_Information given_.
════════════════

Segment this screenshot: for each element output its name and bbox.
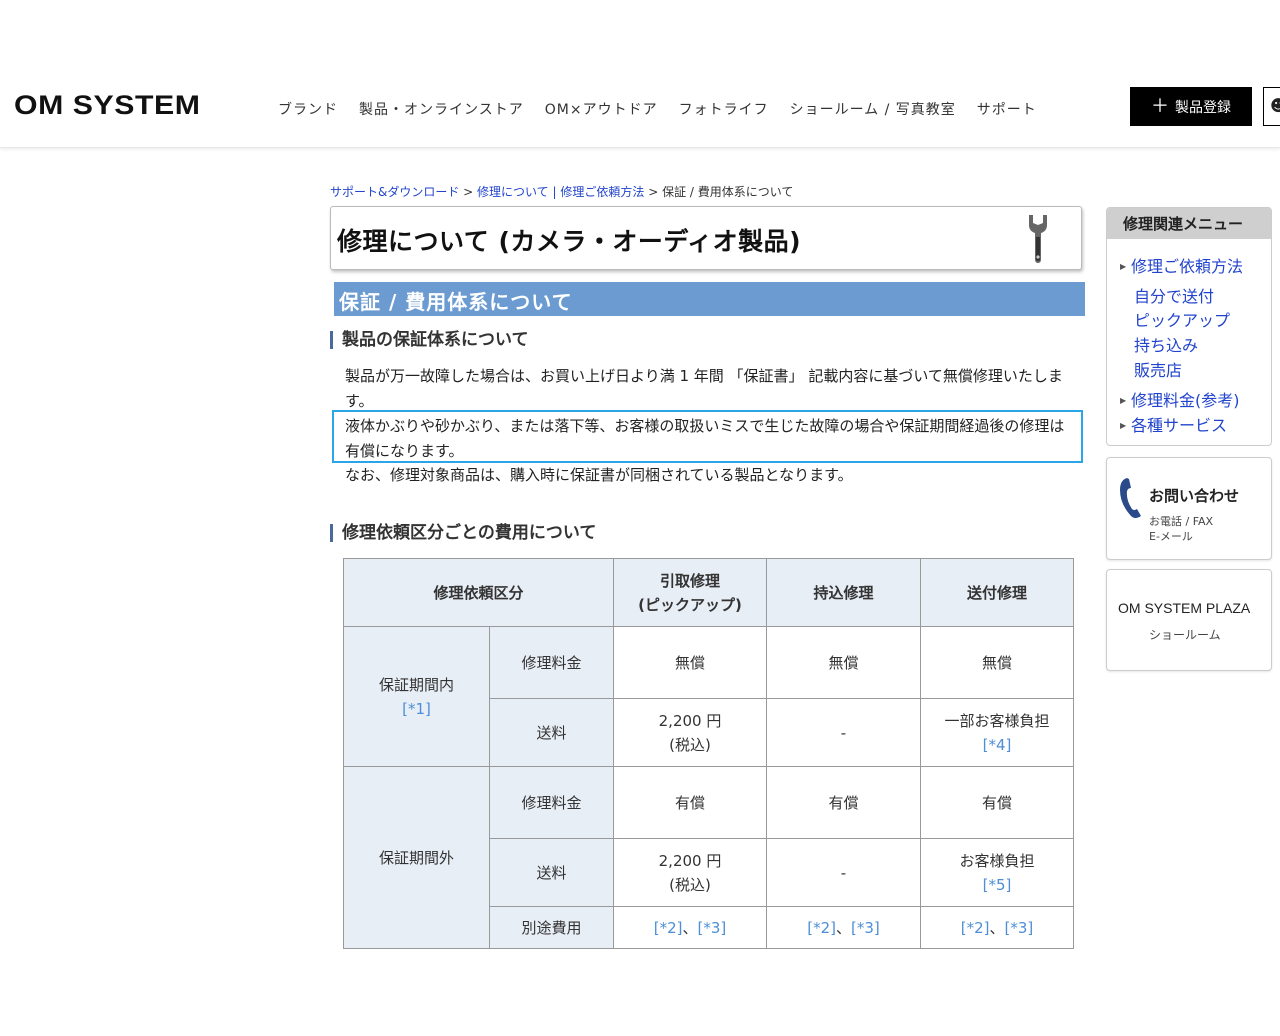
cell-value: 2,200 円 (税込) (613, 698, 767, 767)
breadcrumb-current: 保証 / 費用体系について (662, 185, 794, 199)
product-register-button[interactable]: ＋ 製品登録 (1130, 87, 1252, 126)
cell-value: 2,200 円 (税込) (613, 838, 767, 907)
sidebar-item-repair-fees[interactable]: 修理料金(参考) (1131, 387, 1240, 411)
cell-value: 有償 (613, 766, 767, 839)
showroom-box[interactable]: OM SYSTEM PLAZA ショールーム (1106, 569, 1272, 671)
row-in-warranty: 保証期間内 [*1] (343, 626, 490, 767)
cell-value: 無償 (613, 626, 767, 699)
note-2-link[interactable]: [*2] (961, 919, 990, 937)
cell-extra-notes: [*2]、[*3] (920, 906, 1074, 949)
row-out-warranty: 保証期間外 (343, 766, 490, 949)
pickup-shipping-price: 2,200 円 (658, 711, 722, 730)
section-title-bar: 保証 / 費用体系について (334, 282, 1085, 316)
contact-box[interactable]: お問い合わせ お電話 / FAX E-メール (1106, 457, 1272, 560)
contact-title: お問い合わせ (1149, 487, 1240, 505)
note-separator: 、 (989, 918, 1005, 937)
nav-brand[interactable]: ブランド (278, 99, 338, 119)
header-pickup: 引取修理 (ピックアップ) (613, 558, 767, 627)
label-shipping: 送料 (489, 838, 614, 907)
cell-value: - (766, 838, 921, 907)
triangle-right-icon: ▶ (1120, 396, 1127, 405)
nav-photolife[interactable]: フォトライフ (679, 99, 769, 119)
sidebar-item-pickup[interactable]: ピックアップ (1134, 307, 1230, 331)
cell-value: - (766, 698, 921, 767)
paragraph-eligible-products: なお、修理対象商品は、購入時に保証書が同梱されている製品となります。 (345, 466, 853, 484)
header-category: 修理依頼区分 (343, 558, 614, 627)
in-warranty-label: 保証期間内 (378, 675, 454, 694)
triangle-right-icon: ▶ (1120, 262, 1127, 271)
heading-fees: 修理依頼区分ごとの費用について (330, 524, 596, 542)
plus-icon: ＋ (1151, 95, 1169, 117)
sidebar-item-retailer[interactable]: 販売店 (1134, 357, 1182, 381)
page-title: 修理について (カメラ・オーディオ製品) (337, 227, 802, 256)
cell-value: お客様負担 [*5] (920, 838, 1074, 907)
repair-menu-sidebar: 修理関連メニュー ▶ 修理ご依頼方法 自分で送付 ピックアップ 持ち込み 販売店… (1106, 207, 1272, 446)
send-shipping-customer: お客様負担 (959, 851, 1035, 870)
nav-support[interactable]: サポート (977, 99, 1037, 119)
pickup-shipping-price: 2,200 円 (658, 851, 722, 870)
cell-value: 有償 (766, 766, 921, 839)
header-carryin: 持込修理 (766, 558, 921, 627)
label-shipping: 送料 (489, 698, 614, 767)
section-title: 保証 / 費用体系について (339, 290, 573, 314)
sidebar-item-repair-request[interactable]: 修理ご依頼方法 (1131, 253, 1243, 277)
breadcrumb-support-download[interactable]: サポート&ダウンロード (330, 185, 459, 199)
note-separator: 、 (682, 918, 698, 937)
send-shipping-partial: 一部お客様負担 (944, 711, 1050, 730)
note-4-link[interactable]: [*4] (921, 733, 1073, 757)
repair-menu-title: 修理関連メニュー (1107, 208, 1271, 239)
wrench-icon (1029, 215, 1047, 263)
cell-extra-notes: [*2]、[*3] (766, 906, 921, 949)
breadcrumb-separator: > (459, 185, 478, 199)
label-extra-cost: 別途費用 (489, 906, 614, 949)
pickup-shipping-tax: (税込) (669, 875, 711, 894)
label-repair-fee: 修理料金 (489, 766, 614, 839)
nav-products-store[interactable]: 製品・オンラインストア (359, 99, 524, 119)
site-header: OM SYSTEM ブランド 製品・オンラインストア OM×アウトドア フォトラ… (0, 60, 1280, 148)
note-5-link[interactable]: [*5] (921, 873, 1073, 897)
heading-warranty-system: 製品の保証体系について (330, 331, 529, 349)
note-separator: 、 (835, 918, 851, 937)
note-3-link[interactable]: [*3] (851, 919, 880, 937)
header-pickup-line2: (ピックアップ) (638, 595, 742, 614)
contact-email: E-メール (1149, 530, 1193, 543)
plaza-title: OM SYSTEM PLAZA (1118, 600, 1251, 616)
paragraph-free-repair: 製品が万一故障した場合は、お買い上げ日より満 1 年間 「保証書」 記載内容に基… (345, 367, 1063, 410)
breadcrumb: サポート&ダウンロード > 修理について | 修理ご依頼方法 > 保証 / 費用… (330, 183, 793, 200)
contact-subtitle: お電話 / FAX E-メール (1149, 514, 1213, 544)
note-3-link[interactable]: [*3] (1005, 919, 1034, 937)
cell-value: 一部お客様負担 [*4] (920, 698, 1074, 767)
product-register-label: 製品登録 (1175, 99, 1231, 116)
header-pickup-line1: 引取修理 (659, 571, 720, 590)
pickup-shipping-tax: (税込) (669, 735, 711, 754)
global-nav: ブランド 製品・オンラインストア OM×アウトドア フォトライフ ショールーム … (278, 99, 1058, 119)
sidebar-item-carry-in[interactable]: 持ち込み (1134, 332, 1198, 356)
note-1-link[interactable]: [*1] (344, 697, 489, 721)
account-button[interactable]: ☻ (1263, 87, 1280, 126)
phone-icon (1120, 478, 1141, 518)
note-2-link[interactable]: [*2] (807, 919, 836, 937)
note-3-link[interactable]: [*3] (698, 919, 727, 937)
om-system-logo[interactable]: OM SYSTEM (14, 90, 200, 121)
fees-table: 修理依頼区分 引取修理 (ピックアップ) 持込修理 送付修理 保証期間内 [*1… (343, 558, 1074, 949)
sidebar-item-services[interactable]: 各種サービス (1131, 412, 1227, 436)
label-repair-fee: 修理料金 (489, 626, 614, 699)
plaza-subtitle: ショールーム (1149, 628, 1221, 642)
cell-value: 無償 (920, 626, 1074, 699)
nav-outdoor[interactable]: OM×アウトドア (545, 99, 658, 119)
triangle-right-icon: ▶ (1120, 421, 1127, 430)
nav-showroom[interactable]: ショールーム / 写真教室 (790, 99, 956, 119)
header-send: 送付修理 (920, 558, 1074, 627)
user-icon: ☻ (1270, 96, 1280, 115)
contact-phone-fax: お電話 / FAX (1149, 515, 1214, 528)
note-2-link[interactable]: [*2] (654, 919, 683, 937)
breadcrumb-repair-method[interactable]: 修理について | 修理ご依頼方法 (477, 185, 644, 199)
page-title-box: 修理について (カメラ・オーディオ製品) (330, 206, 1082, 270)
cell-extra-notes: [*2]、[*3] (613, 906, 767, 949)
cell-value: 有償 (920, 766, 1074, 839)
paragraph-paid-repair: 液体かぶりや砂かぶり、または落下等、お客様の取扱いミスで生じた故障の場合や保証期… (345, 417, 1065, 460)
breadcrumb-separator: > (644, 185, 663, 199)
cell-value: 無償 (766, 626, 921, 699)
sidebar-item-self-send[interactable]: 自分で送付 (1134, 283, 1214, 307)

════════════════

_What is required_. Turn every line of the material above into a numbered list, skipping blank lines and leaving out the picture.

_Result for this exercise_.
1. Segment this screenshot: for each element output its name and bbox.
2. cell-value: 2,200 円 (税込) (613, 698, 767, 767)
3. breadcrumb-current: 保証 / 費用体系について (662, 185, 794, 199)
4. product-register-button[interactable]: ＋ 製品登録 (1130, 87, 1252, 126)
5. cell-value: 2,200 円 (税込) (613, 838, 767, 907)
6. sidebar-item-repair-fees[interactable]: 修理料金(参考) (1131, 387, 1240, 411)
7. cell-value: 有償 (613, 766, 767, 839)
8. showroom-box[interactable]: OM SYSTEM PLAZA ショールーム (1106, 569, 1272, 671)
9. row-in-warranty: 保証期間内 [*1] (343, 626, 490, 767)
10. cell-value: 無償 (613, 626, 767, 699)
11. note-2-link[interactable]: [*2] (961, 919, 990, 937)
12. cell-extra-notes: [*2]、[*3] (920, 906, 1074, 949)
13. row-out-warranty: 保証期間外 (343, 766, 490, 949)
14. pickup-shipping-price: 2,200 円 (658, 711, 722, 730)
15. section-title-bar: 保証 / 費用体系について (334, 282, 1085, 316)
16. contact-box[interactable]: お問い合わせ お電話 / FAX E-メール (1106, 457, 1272, 560)
17. contact-title: お問い合わせ (1149, 487, 1240, 505)
18. note-separator: 、 (989, 918, 1005, 937)
19. nav-brand[interactable]: ブランド (278, 99, 338, 119)
20. header-pickup: 引取修理 (ピックアップ) (613, 558, 767, 627)
21. label-shipping: 送料 (489, 838, 614, 907)
22. cell-value: - (766, 838, 921, 907)
23. triangle-right-icon: ▶ (1120, 396, 1127, 405)
24. nav-photolife[interactable]: フォトライフ (679, 99, 769, 119)
25. sidebar-item-pickup[interactable]: ピックアップ (1134, 307, 1230, 331)
26. cell-value: - (766, 698, 921, 767)
27. paragraph-eligible-products: なお、修理対象商品は、購入時に保証書が同梱されている製品となります。 (345, 466, 853, 484)
28. header-category: 修理依頼区分 (343, 558, 614, 627)
29. in-warranty-label: 保証期間内 (378, 675, 454, 694)
30. triangle-right-icon: ▶ (1120, 262, 1127, 271)
31. heading-fees: 修理依頼区分ごとの費用について (330, 524, 596, 542)
32. plus-icon: ＋ (1151, 95, 1169, 117)
33. sidebar-item-retailer[interactable]: 販売店 (1134, 357, 1182, 381)
34. page-title: 修理について (カメラ・オーディオ製品) (337, 227, 802, 256)
35. cell-value: お客様負担 [*5] (920, 838, 1074, 907)
36. repair-menu-sidebar: 修理関連メニュー ▶ 修理ご依頼方法 自分で送付 ピックアップ 持ち込み 販売店… (1106, 207, 1272, 446)
37. send-shipping-customer: お客様負担 (959, 851, 1035, 870)
38. nav-support[interactable]: サポート (977, 99, 1037, 119)
39. pickup-shipping-price: 2,200 円 (658, 851, 722, 870)
40. cell-value: 有償 (766, 766, 921, 839)
41. header-carryin: 持込修理 (766, 558, 921, 627)
42. label-shipping: 送料 (489, 698, 614, 767)
43. section-title: 保証 / 費用体系について (339, 290, 573, 314)
44. sidebar-item-repair-request[interactable]: 修理ご依頼方法 (1131, 253, 1243, 277)
45. breadcrumb-support-download[interactable]: サポート&ダウンロード (330, 185, 459, 199)
46. note-separator: 、 (682, 918, 698, 937)
47. send-shipping-partial: 一部お客様負担 (944, 711, 1050, 730)
48. note-4-link[interactable]: [*4] (921, 733, 1073, 757)
49. repair-menu-title: 修理関連メニュー (1107, 208, 1271, 239)
50. wrench-icon (1029, 215, 1047, 263)
51. cell-extra-notes: [*2]、[*3] (766, 906, 921, 949)
52. breadcrumb-separator: > (459, 185, 478, 199)
53. label-extra-cost: 別途費用 (489, 906, 614, 949)
54. pickup-shipping-tax: (税込) (669, 875, 711, 894)
55. label-repair-fee: 修理料金 (489, 766, 614, 839)
56. nav-products-store[interactable]: 製品・オンラインストア (359, 99, 524, 119)
57. site-header: OM SYSTEM ブランド 製品・オンラインストア OM×アウトドア フォトラ… (0, 60, 1280, 148)
58. note-5-link[interactable]: [*5] (921, 873, 1073, 897)
59. heading-warranty-system: 製品の保証体系について (330, 331, 529, 349)
60. note-separator: 、 (835, 918, 851, 937)
61. note-3-link[interactable]: [*3] (851, 919, 880, 937)
62. header-pickup-line2: (ピックアップ) (638, 595, 742, 614)
63. contact-email: E-メール (1149, 530, 1193, 543)
64. plaza-title: OM SYSTEM PLAZA (1118, 600, 1251, 616)
65. paragraph-free-repair: 製品が万一故障した場合は、お買い上げ日より満 1 年間 「保証書」 記載内容に基… (345, 367, 1063, 410)
66. breadcrumb: サポート&ダウンロード > 修理について | 修理ご依頼方法 > 保証 / 費用… (330, 183, 793, 200)
67. contact-subtitle: お電話 / FAX E-メール (1149, 514, 1213, 544)
68. note-3-link[interactable]: [*3] (1005, 919, 1034, 937)
69. cell-value: 一部お客様負担 [*4] (920, 698, 1074, 767)
70. product-register-label: 製品登録 (1175, 99, 1231, 116)
71. header-pickup-line1: 引取修理 (659, 571, 720, 590)
72. pickup-shipping-tax: (税込) (669, 735, 711, 754)
73. global-nav: ブランド 製品・オンラインストア OM×アウトドア フォトライフ ショールーム … (278, 99, 1058, 119)
74. sidebar-item-carry-in[interactable]: 持ち込み (1134, 332, 1198, 356)
75. note-1-link[interactable]: [*1] (344, 697, 489, 721)
76. account-button[interactable]: ☻ (1263, 87, 1280, 126)
77. phone-icon (1120, 478, 1141, 518)
78. note-2-link[interactable]: [*2] (807, 919, 836, 937)
79. note-3-link[interactable]: [*3] (698, 919, 727, 937)
80. om-system-logo[interactable]: OM SYSTEM (14, 90, 200, 121)
81. fees-table: 修理依頼区分 引取修理 (ピックアップ) 持込修理 送付修理 保証期間内 [*1… (343, 558, 1074, 949)
82. sidebar-item-services[interactable]: 各種サービス (1131, 412, 1227, 436)
83. label-repair-fee: 修理料金 (489, 626, 614, 699)
84. plaza-subtitle: ショールーム (1149, 628, 1221, 642)
85. cell-value: 無償 (920, 626, 1074, 699)
86. nav-outdoor[interactable]: OM×アウトドア (545, 99, 658, 119)
87. triangle-right-icon: ▶ (1120, 421, 1127, 430)
88. nav-showroom[interactable]: ショールーム / 写真教室 (790, 99, 956, 119)
89. header-send: 送付修理 (920, 558, 1074, 627)
90. user-icon: ☻ (1270, 96, 1280, 115)
91. contact-phone-fax: お電話 / FAX (1149, 515, 1214, 528)
92. note-2-link[interactable]: [*2] (654, 919, 683, 937)
93. breadcrumb-repair-method[interactable]: 修理について | 修理ご依頼方法 (477, 185, 644, 199)
94. page-title-box: 修理について (カメラ・オーディオ製品) (330, 206, 1082, 270)
95. cell-extra-notes: [*2]、[*3] (613, 906, 767, 949)
96. cell-value: 有償 (920, 766, 1074, 839)
97. paragraph-paid-repair: 液体かぶりや砂かぶり、または落下等、お客様の取扱いミスで生じた故障の場合や保証期… (345, 417, 1065, 460)
98. breadcrumb-separator: > (644, 185, 663, 199)
99. cell-value: 無償 (766, 626, 921, 699)
100. sidebar-item-self-send[interactable]: 自分で送付 (1134, 283, 1214, 307)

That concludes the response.